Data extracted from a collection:
━━━━━━

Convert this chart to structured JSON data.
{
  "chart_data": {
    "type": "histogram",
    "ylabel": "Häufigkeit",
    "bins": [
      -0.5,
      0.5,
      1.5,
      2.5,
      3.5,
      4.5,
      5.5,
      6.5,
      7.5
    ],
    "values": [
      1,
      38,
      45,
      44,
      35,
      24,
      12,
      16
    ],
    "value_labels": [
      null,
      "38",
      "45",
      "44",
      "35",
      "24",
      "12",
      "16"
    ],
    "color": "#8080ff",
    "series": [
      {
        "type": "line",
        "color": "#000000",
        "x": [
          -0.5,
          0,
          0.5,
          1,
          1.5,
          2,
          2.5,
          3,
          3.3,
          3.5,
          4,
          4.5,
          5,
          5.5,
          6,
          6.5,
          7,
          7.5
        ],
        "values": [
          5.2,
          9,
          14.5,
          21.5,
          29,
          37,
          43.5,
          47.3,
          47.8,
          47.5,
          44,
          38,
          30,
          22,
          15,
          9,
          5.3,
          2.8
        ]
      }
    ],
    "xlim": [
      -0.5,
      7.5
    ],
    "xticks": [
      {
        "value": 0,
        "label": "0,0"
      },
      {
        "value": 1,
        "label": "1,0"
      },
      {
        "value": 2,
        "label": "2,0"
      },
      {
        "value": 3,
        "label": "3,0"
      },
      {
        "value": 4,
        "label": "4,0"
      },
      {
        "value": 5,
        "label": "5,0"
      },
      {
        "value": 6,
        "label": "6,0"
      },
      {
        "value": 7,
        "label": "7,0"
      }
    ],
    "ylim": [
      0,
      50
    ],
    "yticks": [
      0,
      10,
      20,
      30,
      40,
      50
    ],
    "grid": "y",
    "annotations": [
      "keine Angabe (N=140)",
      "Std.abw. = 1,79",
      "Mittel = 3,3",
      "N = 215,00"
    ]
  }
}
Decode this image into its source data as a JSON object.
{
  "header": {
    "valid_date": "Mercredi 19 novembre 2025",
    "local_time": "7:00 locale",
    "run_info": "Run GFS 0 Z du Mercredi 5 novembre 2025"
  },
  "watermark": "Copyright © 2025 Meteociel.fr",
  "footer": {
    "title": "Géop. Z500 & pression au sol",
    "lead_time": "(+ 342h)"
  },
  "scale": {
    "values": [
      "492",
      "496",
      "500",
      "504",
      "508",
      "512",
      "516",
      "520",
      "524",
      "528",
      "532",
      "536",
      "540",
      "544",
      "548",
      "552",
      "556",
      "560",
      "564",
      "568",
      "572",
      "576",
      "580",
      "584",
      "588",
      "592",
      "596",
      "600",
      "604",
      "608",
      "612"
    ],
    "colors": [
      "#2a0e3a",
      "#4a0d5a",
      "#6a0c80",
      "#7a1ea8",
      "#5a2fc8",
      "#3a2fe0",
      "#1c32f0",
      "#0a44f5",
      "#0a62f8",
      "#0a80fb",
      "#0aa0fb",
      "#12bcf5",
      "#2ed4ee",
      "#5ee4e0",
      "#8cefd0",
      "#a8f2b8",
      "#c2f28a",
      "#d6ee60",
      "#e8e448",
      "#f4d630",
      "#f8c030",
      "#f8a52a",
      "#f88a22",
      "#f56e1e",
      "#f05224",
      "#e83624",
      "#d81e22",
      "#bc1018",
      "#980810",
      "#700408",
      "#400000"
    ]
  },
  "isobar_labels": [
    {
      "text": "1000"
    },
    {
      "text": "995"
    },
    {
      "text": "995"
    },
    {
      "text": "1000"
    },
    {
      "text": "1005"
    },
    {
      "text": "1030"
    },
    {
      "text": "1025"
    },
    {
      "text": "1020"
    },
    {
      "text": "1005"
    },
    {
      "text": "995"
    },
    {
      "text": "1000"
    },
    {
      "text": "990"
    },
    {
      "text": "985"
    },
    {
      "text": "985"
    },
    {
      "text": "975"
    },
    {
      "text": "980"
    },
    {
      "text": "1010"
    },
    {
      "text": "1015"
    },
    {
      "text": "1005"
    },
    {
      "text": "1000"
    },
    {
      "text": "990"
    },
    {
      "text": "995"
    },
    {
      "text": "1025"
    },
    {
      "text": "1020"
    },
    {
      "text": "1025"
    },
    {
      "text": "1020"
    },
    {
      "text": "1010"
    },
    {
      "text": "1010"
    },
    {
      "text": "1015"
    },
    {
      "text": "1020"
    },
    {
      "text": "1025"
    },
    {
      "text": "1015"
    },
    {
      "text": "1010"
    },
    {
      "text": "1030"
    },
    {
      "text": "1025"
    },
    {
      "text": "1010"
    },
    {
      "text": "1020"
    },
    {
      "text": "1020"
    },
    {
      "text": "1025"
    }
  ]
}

━━━━━━

Could you quote the material above in full, exactly as it stands?

_COMPLETED TASK_
Convert this chart to structured JSON data.
{
  "chart_data": {
    "type": "histogram",
    "ylabel": "Häufigkeit",
    "bins": [
      -0.5,
      0.5,
      1.5,
      2.5,
      3.5,
      4.5,
      5.5,
      6.5,
      7.5
    ],
    "values": [
      1,
      38,
      45,
      44,
      35,
      24,
      12,
      16
    ],
    "value_labels": [
      null,
      "38",
      "45",
      "44",
      "35",
      "24",
      "12",
      "16"
    ],
    "color": "#8080ff",
    "series": [
      {
        "type": "line",
        "color": "#000000",
        "x": [
          -0.5,
          0,
          0.5,
          1,
          1.5,
          2,
          2.5,
          3,
          3.3,
          3.5,
          4,
          4.5,
          5,
          5.5,
          6,
          6.5,
          7,
          7.5
        ],
        "values": [
          5.2,
          9,
          14.5,
          21.5,
          29,
          37,
          43.5,
          47.3,
          47.8,
          47.5,
          44,
          38,
          30,
          22,
          15,
          9,
          5.3,
          2.8
        ]
      }
    ],
    "xlim": [
      -0.5,
      7.5
    ],
    "xticks": [
      {
        "value": 0,
        "label": "0,0"
      },
      {
        "value": 1,
        "label": "1,0"
      },
      {
        "value": 2,
        "label": "2,0"
      },
      {
        "value": 3,
        "label": "3,0"
      },
      {
        "value": 4,
        "label": "4,0"
      },
      {
        "value": 5,
        "label": "5,0"
      },
      {
        "value": 6,
        "label": "6,0"
      },
      {
        "value": 7,
        "label": "7,0"
      }
    ],
    "ylim": [
      0,
      50
    ],
    "yticks": [
      0,
      10,
      20,
      30,
      40,
      50
    ],
    "grid": "y",
    "annotations": [
      "keine Angabe (N=140)",
      "Std.abw. = 1,79",
      "Mittel = 3,3",
      "N = 215,00"
    ]
  }
}
Decode this image into its source data as a JSON object.
{
  "header": {
    "valid_date": "Mercredi 19 novembre 2025",
    "local_time": "7:00 locale",
    "run_info": "Run GFS 0 Z du Mercredi 5 novembre 2025"
  },
  "watermark": "Copyright © 2025 Meteociel.fr",
  "footer": {
    "title": "Géop. Z500 & pression au sol",
    "lead_time": "(+ 342h)"
  },
  "scale": {
    "values": [
      "492",
      "496",
      "500",
      "504",
      "508",
      "512",
      "516",
      "520",
      "524",
      "528",
      "532",
      "536",
      "540",
      "544",
      "548",
      "552",
      "556",
      "560",
      "564",
      "568",
      "572",
      "576",
      "580",
      "584",
      "588",
      "592",
      "596",
      "600",
      "604",
      "608",
      "612"
    ],
    "colors": [
      "#2a0e3a",
      "#4a0d5a",
      "#6a0c80",
      "#7a1ea8",
      "#5a2fc8",
      "#3a2fe0",
      "#1c32f0",
      "#0a44f5",
      "#0a62f8",
      "#0a80fb",
      "#0aa0fb",
      "#12bcf5",
      "#2ed4ee",
      "#5ee4e0",
      "#8cefd0",
      "#a8f2b8",
      "#c2f28a",
      "#d6ee60",
      "#e8e448",
      "#f4d630",
      "#f8c030",
      "#f8a52a",
      "#f88a22",
      "#f56e1e",
      "#f05224",
      "#e83624",
      "#d81e22",
      "#bc1018",
      "#980810",
      "#700408",
      "#400000"
    ]
  },
  "isobar_labels": [
    {
      "text": "1000"
    },
    {
      "text": "995"
    },
    {
      "text": "995"
    },
    {
      "text": "1000"
    },
    {
      "text": "1005"
    },
    {
      "text": "1030"
    },
    {
      "text": "1025"
    },
    {
      "text": "1020"
    },
    {
      "text": "1005"
    },
    {
      "text": "995"
    },
    {
      "text": "1000"
    },
    {
      "text": "990"
    },
    {
      "text": "985"
    },
    {
      "text": "985"
    },
    {
      "text": "975"
    },
    {
      "text": "980"
    },
    {
      "text": "1010"
    },
    {
      "text": "1015"
    },
    {
      "text": "1005"
    },
    {
      "text": "1000"
    },
    {
      "text": "990"
    },
    {
      "text": "995"
    },
    {
      "text": "1025"
    },
    {
      "text": "1020"
    },
    {
      "text": "1025"
    },
    {
      "text": "1020"
    },
    {
      "text": "1010"
    },
    {
      "text": "1010"
    },
    {
      "text": "1015"
    },
    {
      "text": "1020"
    },
    {
      "text": "1025"
    },
    {
      "text": "1015"
    },
    {
      "text": "1010"
    },
    {
      "text": "1030"
    },
    {
      "text": "1025"
    },
    {
      "text": "1010"
    },
    {
      "text": "1020"
    },
    {
      "text": "1020"
    },
    {
      "text": "1025"
    }
  ]
}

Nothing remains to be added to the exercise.